## START Records for processing

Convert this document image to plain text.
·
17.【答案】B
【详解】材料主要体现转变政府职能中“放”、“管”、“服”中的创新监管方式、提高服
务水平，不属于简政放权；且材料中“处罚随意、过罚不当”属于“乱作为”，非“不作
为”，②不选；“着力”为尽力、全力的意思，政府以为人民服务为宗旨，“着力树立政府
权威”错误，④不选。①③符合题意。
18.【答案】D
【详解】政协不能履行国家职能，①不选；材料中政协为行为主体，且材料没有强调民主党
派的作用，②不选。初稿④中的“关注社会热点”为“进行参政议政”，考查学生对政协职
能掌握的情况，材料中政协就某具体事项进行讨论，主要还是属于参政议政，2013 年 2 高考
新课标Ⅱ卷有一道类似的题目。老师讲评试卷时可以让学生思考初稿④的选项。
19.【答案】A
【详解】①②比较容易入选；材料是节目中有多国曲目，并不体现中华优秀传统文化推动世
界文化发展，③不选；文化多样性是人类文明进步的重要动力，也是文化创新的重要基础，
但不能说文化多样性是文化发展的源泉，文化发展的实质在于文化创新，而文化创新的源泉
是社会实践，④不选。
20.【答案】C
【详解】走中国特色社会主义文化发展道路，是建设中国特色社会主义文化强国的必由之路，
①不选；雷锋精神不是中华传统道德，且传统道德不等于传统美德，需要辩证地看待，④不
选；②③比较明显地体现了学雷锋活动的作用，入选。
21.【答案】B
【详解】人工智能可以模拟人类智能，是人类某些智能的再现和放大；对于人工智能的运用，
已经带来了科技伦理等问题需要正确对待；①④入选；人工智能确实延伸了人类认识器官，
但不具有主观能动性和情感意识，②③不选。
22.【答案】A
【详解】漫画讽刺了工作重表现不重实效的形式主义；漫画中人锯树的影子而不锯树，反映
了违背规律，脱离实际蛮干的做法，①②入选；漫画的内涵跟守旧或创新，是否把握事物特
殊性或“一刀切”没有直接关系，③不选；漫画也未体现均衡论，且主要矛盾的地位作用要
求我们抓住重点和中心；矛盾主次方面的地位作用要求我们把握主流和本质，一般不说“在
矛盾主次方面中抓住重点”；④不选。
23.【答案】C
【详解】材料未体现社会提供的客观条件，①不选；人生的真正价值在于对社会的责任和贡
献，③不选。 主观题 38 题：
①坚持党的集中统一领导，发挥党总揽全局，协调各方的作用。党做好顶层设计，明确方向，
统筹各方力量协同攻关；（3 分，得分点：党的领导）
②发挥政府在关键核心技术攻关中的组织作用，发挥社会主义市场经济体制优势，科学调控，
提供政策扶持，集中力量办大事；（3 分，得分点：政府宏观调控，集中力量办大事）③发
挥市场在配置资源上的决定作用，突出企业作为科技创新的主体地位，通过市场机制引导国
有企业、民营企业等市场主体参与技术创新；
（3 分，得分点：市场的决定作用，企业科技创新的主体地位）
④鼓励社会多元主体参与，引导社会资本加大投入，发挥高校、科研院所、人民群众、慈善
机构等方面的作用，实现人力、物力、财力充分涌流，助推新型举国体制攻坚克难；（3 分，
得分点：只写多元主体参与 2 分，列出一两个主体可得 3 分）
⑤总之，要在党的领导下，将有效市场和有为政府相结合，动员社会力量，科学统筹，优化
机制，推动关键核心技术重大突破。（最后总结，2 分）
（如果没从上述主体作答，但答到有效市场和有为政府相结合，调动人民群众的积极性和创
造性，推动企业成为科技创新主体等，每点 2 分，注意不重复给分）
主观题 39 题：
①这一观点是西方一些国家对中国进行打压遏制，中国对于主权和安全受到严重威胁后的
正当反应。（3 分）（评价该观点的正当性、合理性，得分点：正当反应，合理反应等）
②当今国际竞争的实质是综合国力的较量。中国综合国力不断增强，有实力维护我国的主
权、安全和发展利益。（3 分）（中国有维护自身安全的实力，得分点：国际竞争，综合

## END Records for processing

▸ Description of the task:
Each line of the listing should be echoed back exactly.

▸ Task response:
Convert this document image to plain text.
·
17.【答案】B
【详解】材料主要体现转变政府职能中“放”、“管”、“服”中的创新监管方式、提高服
务水平，不属于简政放权；且材料中“处罚随意、过罚不当”属于“乱作为”，非“不作
为”，②不选；“着力”为尽力、全力的意思，政府以为人民服务为宗旨，“着力树立政府
权威”错误，④不选。①③符合题意。
18.【答案】D
【详解】政协不能履行国家职能，①不选；材料中政协为行为主体，且材料没有强调民主党
派的作用，②不选。初稿④中的“关注社会热点”为“进行参政议政”，考查学生对政协职
能掌握的情况，材料中政协就某具体事项进行讨论，主要还是属于参政议政，2013 年 2 高考
新课标Ⅱ卷有一道类似的题目。老师讲评试卷时可以让学生思考初稿④的选项。
19.【答案】A
【详解】①②比较容易入选；材料是节目中有多国曲目，并不体现中华优秀传统文化推动世
界文化发展，③不选；文化多样性是人类文明进步的重要动力，也是文化创新的重要基础，
但不能说文化多样性是文化发展的源泉，文化发展的实质在于文化创新，而文化创新的源泉
是社会实践，④不选。
20.【答案】C
【详解】走中国特色社会主义文化发展道路，是建设中国特色社会主义文化强国的必由之路，
①不选；雷锋精神不是中华传统道德，且传统道德不等于传统美德，需要辩证地看待，④不
选；②③比较明显地体现了学雷锋活动的作用，入选。
21.【答案】B
【详解】人工智能可以模拟人类智能，是人类某些智能的再现和放大；对于人工智能的运用，
已经带来了科技伦理等问题需要正确对待；①④入选；人工智能确实延伸了人类认识器官，
但不具有主观能动性和情感意识，②③不选。
22.【答案】A
【详解】漫画讽刺了工作重表现不重实效的形式主义；漫画中人锯树的影子而不锯树，反映
了违背规律，脱离实际蛮干的做法，①②入选；漫画的内涵跟守旧或创新，是否把握事物特
殊性或“一刀切”没有直接关系，③不选；漫画也未体现均衡论，且主要矛盾的地位作用要
求我们抓住重点和中心；矛盾主次方面的地位作用要求我们把握主流和本质，一般不说“在
矛盾主次方面中抓住重点”；④不选。
23.【答案】C
【详解】材料未体现社会提供的客观条件，①不选；人生的真正价值在于对社会的责任和贡
献，③不选。 主观题 38 题：
①坚持党的集中统一领导，发挥党总揽全局，协调各方的作用。党做好顶层设计，明确方向，
统筹各方力量协同攻关；（3 分，得分点：党的领导）
②发挥政府在关键核心技术攻关中的组织作用，发挥社会主义市场经济体制优势，科学调控，
提供政策扶持，集中力量办大事；（3 分，得分点：政府宏观调控，集中力量办大事）③发
挥市场在配置资源上的决定作用，突出企业作为科技创新的主体地位，通过市场机制引导国
有企业、民营企业等市场主体参与技术创新；
（3 分，得分点：市场的决定作用，企业科技创新的主体地位）
④鼓励社会多元主体参与，引导社会资本加大投入，发挥高校、科研院所、人民群众、慈善
机构等方面的作用，实现人力、物力、财力充分涌流，助推新型举国体制攻坚克难；（3 分，
得分点：只写多元主体参与 2 分，列出一两个主体可得 3 分）
⑤总之，要在党的领导下，将有效市场和有为政府相结合，动员社会力量，科学统筹，优化
机制，推动关键核心技术重大突破。（最后总结，2 分）
（如果没从上述主体作答，但答到有效市场和有为政府相结合，调动人民群众的积极性和创
造性，推动企业成为科技创新主体等，每点 2 分，注意不重复给分）
主观题 39 题：
①这一观点是西方一些国家对中国进行打压遏制，中国对于主权和安全受到严重威胁后的
正当反应。（3 分）（评价该观点的正当性、合理性，得分点：正当反应，合理反应等）
②当今国际竞争的实质是综合国力的较量。中国综合国力不断增强，有实力维护我国的主
权、安全和发展利益。（3 分）（中国有维护自身安全的实力，得分点：国际竞争，综合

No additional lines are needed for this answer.